Exercise -> Of all the lines here, how many include the string "text"? Answer with the number only.

Record list ->
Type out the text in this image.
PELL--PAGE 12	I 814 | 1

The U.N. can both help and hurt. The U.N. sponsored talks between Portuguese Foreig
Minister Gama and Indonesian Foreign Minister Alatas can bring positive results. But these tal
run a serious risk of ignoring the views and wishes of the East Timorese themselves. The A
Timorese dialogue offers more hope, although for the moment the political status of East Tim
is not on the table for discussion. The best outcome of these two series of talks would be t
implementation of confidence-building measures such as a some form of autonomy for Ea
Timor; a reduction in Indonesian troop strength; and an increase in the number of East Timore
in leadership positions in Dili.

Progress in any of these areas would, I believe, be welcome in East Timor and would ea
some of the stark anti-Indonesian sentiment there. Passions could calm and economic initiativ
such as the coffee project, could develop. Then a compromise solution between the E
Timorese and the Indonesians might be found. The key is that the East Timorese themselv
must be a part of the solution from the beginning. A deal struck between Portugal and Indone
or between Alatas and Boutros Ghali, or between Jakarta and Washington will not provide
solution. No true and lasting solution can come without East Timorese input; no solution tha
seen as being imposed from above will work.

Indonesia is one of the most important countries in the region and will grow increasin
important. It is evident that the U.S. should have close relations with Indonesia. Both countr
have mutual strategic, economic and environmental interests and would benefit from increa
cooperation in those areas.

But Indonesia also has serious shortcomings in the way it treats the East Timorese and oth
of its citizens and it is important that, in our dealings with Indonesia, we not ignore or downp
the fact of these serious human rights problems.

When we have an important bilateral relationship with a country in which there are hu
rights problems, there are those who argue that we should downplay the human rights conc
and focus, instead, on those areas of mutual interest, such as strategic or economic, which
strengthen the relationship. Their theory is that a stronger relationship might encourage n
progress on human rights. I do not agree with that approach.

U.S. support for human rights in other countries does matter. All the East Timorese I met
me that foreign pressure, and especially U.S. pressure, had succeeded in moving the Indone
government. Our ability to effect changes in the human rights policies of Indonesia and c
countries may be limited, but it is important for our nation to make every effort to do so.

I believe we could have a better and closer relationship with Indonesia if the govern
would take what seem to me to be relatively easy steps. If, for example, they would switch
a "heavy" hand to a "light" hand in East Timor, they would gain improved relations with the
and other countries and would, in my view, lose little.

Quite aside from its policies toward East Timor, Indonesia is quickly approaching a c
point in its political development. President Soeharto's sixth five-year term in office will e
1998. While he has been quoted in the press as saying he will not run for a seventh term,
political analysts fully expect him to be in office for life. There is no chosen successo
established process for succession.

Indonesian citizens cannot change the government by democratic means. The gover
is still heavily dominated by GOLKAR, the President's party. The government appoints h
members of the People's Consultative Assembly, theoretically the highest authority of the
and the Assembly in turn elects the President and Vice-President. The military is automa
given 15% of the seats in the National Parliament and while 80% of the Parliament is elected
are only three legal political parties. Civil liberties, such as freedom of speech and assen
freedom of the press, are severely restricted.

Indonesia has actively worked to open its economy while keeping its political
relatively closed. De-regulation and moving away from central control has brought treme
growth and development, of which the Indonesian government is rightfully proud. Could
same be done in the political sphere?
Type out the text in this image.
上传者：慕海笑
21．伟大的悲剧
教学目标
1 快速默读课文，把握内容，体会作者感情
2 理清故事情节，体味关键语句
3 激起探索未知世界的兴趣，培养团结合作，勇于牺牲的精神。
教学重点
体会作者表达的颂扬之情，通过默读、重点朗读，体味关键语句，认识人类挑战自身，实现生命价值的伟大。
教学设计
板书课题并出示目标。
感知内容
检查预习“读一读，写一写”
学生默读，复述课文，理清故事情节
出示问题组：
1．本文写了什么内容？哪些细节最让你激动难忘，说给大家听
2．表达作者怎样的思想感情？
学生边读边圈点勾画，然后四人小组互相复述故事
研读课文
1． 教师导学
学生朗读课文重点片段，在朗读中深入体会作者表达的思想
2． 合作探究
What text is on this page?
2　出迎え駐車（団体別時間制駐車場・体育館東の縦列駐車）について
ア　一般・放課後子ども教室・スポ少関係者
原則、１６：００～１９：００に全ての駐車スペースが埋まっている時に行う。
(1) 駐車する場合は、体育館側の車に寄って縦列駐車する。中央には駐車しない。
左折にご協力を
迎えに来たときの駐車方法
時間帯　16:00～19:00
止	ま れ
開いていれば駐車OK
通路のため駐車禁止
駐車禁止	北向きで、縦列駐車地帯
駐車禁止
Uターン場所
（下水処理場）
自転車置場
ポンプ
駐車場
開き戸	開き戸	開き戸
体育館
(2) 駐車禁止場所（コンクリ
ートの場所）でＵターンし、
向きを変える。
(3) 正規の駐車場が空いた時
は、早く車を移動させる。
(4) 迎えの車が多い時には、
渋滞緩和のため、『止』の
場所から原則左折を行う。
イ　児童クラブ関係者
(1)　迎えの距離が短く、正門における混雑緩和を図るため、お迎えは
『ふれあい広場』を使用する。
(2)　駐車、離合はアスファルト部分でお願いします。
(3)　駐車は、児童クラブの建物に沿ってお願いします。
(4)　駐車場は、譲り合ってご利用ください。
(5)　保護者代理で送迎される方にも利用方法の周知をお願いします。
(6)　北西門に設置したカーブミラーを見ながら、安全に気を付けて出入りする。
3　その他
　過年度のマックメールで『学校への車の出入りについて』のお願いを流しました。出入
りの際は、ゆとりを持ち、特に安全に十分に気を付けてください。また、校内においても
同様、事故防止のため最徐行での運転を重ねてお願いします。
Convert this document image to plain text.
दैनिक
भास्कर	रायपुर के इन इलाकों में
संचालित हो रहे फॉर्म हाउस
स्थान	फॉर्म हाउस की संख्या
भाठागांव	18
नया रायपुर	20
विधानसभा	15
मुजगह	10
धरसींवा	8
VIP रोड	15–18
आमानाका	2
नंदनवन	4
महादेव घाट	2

Reply -> 4